• Set exercise: Read the data and repeat it in full, exactly.

---------- Dataset records ----------

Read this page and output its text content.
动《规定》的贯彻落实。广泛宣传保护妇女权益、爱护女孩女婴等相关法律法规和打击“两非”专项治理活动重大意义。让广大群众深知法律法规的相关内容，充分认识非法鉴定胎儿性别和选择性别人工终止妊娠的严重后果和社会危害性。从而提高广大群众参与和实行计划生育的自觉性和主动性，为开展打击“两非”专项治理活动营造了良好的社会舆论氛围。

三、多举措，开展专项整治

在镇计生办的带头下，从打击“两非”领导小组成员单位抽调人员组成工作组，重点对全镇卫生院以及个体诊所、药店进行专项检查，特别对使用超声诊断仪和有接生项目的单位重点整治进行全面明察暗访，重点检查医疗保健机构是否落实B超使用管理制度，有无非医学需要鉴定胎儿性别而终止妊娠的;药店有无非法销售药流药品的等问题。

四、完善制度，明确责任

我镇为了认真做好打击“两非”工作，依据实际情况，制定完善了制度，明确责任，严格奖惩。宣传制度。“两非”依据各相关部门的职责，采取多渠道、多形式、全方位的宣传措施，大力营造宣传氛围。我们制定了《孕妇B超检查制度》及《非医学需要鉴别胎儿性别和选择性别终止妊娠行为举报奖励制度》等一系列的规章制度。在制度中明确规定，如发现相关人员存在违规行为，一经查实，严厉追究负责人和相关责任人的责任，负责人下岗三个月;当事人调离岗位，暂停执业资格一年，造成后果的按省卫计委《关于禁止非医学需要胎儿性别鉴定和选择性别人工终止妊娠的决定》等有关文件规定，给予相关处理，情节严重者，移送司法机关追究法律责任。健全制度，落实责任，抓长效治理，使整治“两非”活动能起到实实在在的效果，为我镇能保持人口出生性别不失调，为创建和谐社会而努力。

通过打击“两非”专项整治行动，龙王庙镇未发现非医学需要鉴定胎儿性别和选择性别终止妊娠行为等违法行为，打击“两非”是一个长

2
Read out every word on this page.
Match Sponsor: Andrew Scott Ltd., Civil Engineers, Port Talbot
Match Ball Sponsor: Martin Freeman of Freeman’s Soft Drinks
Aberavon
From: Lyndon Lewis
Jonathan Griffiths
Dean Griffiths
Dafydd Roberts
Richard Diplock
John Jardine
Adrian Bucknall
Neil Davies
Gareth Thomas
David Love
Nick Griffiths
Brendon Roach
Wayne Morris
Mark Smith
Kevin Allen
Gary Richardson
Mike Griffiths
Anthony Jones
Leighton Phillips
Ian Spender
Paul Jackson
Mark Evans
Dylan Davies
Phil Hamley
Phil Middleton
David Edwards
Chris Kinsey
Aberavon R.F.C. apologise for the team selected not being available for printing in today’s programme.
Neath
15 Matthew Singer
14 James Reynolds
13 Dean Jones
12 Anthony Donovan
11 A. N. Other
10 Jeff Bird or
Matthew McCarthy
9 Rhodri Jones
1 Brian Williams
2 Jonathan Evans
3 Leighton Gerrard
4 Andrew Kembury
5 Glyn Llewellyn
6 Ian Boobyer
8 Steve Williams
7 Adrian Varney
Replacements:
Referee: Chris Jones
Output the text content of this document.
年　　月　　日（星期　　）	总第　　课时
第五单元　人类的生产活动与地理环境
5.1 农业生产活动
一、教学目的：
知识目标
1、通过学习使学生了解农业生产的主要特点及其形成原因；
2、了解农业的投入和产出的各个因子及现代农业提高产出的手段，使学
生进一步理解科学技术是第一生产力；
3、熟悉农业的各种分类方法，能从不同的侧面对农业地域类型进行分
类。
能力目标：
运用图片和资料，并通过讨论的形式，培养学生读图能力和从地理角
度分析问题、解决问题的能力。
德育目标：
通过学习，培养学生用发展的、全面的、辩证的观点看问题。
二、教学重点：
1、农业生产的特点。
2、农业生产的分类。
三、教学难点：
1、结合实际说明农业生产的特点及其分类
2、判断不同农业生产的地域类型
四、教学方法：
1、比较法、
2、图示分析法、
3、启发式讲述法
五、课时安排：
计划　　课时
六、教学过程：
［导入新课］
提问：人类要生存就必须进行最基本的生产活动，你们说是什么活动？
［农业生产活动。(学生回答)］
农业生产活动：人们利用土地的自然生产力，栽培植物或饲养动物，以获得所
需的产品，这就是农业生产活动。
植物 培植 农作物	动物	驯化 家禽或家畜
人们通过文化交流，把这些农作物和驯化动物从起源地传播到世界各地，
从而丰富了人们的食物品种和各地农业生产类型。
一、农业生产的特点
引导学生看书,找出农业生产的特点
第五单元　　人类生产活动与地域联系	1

----------

• Result of this exercise:
Read this page and output its text content.
动《规定》的贯彻落实。广泛宣传保护妇女权益、爱护女孩女婴等相关法律法规和打击“两非”专项治理活动重大意义。让广大群众深知法律法规的相关内容，充分认识非法鉴定胎儿性别和选择性别人工终止妊娠的严重后果和社会危害性。从而提高广大群众参与和实行计划生育的自觉性和主动性，为开展打击“两非”专项治理活动营造了良好的社会舆论氛围。

三、多举措，开展专项整治

在镇计生办的带头下，从打击“两非”领导小组成员单位抽调人员组成工作组，重点对全镇卫生院以及个体诊所、药店进行专项检查，特别对使用超声诊断仪和有接生项目的单位重点整治进行全面明察暗访，重点检查医疗保健机构是否落实B超使用管理制度，有无非医学需要鉴定胎儿性别而终止妊娠的;药店有无非法销售药流药品的等问题。

四、完善制度，明确责任

我镇为了认真做好打击“两非”工作，依据实际情况，制定完善了制度，明确责任，严格奖惩。宣传制度。“两非”依据各相关部门的职责，采取多渠道、多形式、全方位的宣传措施，大力营造宣传氛围。我们制定了《孕妇B超检查制度》及《非医学需要鉴别胎儿性别和选择性别终止妊娠行为举报奖励制度》等一系列的规章制度。在制度中明确规定，如发现相关人员存在违规行为，一经查实，严厉追究负责人和相关责任人的责任，负责人下岗三个月;当事人调离岗位，暂停执业资格一年，造成后果的按省卫计委《关于禁止非医学需要胎儿性别鉴定和选择性别人工终止妊娠的决定》等有关文件规定，给予相关处理，情节严重者，移送司法机关追究法律责任。健全制度，落实责任，抓长效治理，使整治“两非”活动能起到实实在在的效果，为我镇能保持人口出生性别不失调，为创建和谐社会而努力。

通过打击“两非”专项整治行动，龙王庙镇未发现非医学需要鉴定胎儿性别和选择性别终止妊娠行为等违法行为，打击“两非”是一个长

2
Read out every word on this page.
Match Sponsor: Andrew Scott Ltd., Civil Engineers, Port Talbot
Match Ball Sponsor: Martin Freeman of Freeman’s Soft Drinks
Aberavon
From: Lyndon Lewis
Jonathan Griffiths
Dean Griffiths
Dafydd Roberts
Richard Diplock
John Jardine
Adrian Bucknall
Neil Davies
Gareth Thomas
David Love
Nick Griffiths
Brendon Roach
Wayne Morris
Mark Smith
Kevin Allen
Gary Richardson
Mike Griffiths
Anthony Jones
Leighton Phillips
Ian Spender
Paul Jackson
Mark Evans
Dylan Davies
Phil Hamley
Phil Middleton
David Edwards
Chris Kinsey
Aberavon R.F.C. apologise for the team selected not being available for printing in today’s programme.
Neath
15 Matthew Singer
14 James Reynolds
13 Dean Jones
12 Anthony Donovan
11 A. N. Other
10 Jeff Bird or
Matthew McCarthy
9 Rhodri Jones
1 Brian Williams
2 Jonathan Evans
3 Leighton Gerrard
4 Andrew Kembury
5 Glyn Llewellyn
6 Ian Boobyer
8 Steve Williams
7 Adrian Varney
Replacements:
Referee: Chris Jones
Output the text content of this document.
年　　月　　日（星期　　）	总第　　课时
第五单元　人类的生产活动与地理环境
5.1 农业生产活动
一、教学目的：
知识目标
1、通过学习使学生了解农业生产的主要特点及其形成原因；
2、了解农业的投入和产出的各个因子及现代农业提高产出的手段，使学
生进一步理解科学技术是第一生产力；
3、熟悉农业的各种分类方法，能从不同的侧面对农业地域类型进行分
类。
能力目标：
运用图片和资料，并通过讨论的形式，培养学生读图能力和从地理角
度分析问题、解决问题的能力。
德育目标：
通过学习，培养学生用发展的、全面的、辩证的观点看问题。
二、教学重点：
1、农业生产的特点。
2、农业生产的分类。
三、教学难点：
1、结合实际说明农业生产的特点及其分类
2、判断不同农业生产的地域类型
四、教学方法：
1、比较法、
2、图示分析法、
3、启发式讲述法
五、课时安排：
计划　　课时
六、教学过程：
［导入新课］
提问：人类要生存就必须进行最基本的生产活动，你们说是什么活动？
［农业生产活动。(学生回答)］
农业生产活动：人们利用土地的自然生产力，栽培植物或饲养动物，以获得所
需的产品，这就是农业生产活动。
植物 培植 农作物	动物	驯化 家禽或家畜
人们通过文化交流，把这些农作物和驯化动物从起源地传播到世界各地，
从而丰富了人们的食物品种和各地农业生产类型。
一、农业生产的特点
引导学生看书,找出农业生产的特点
第五单元　　人类生产活动与地域联系	1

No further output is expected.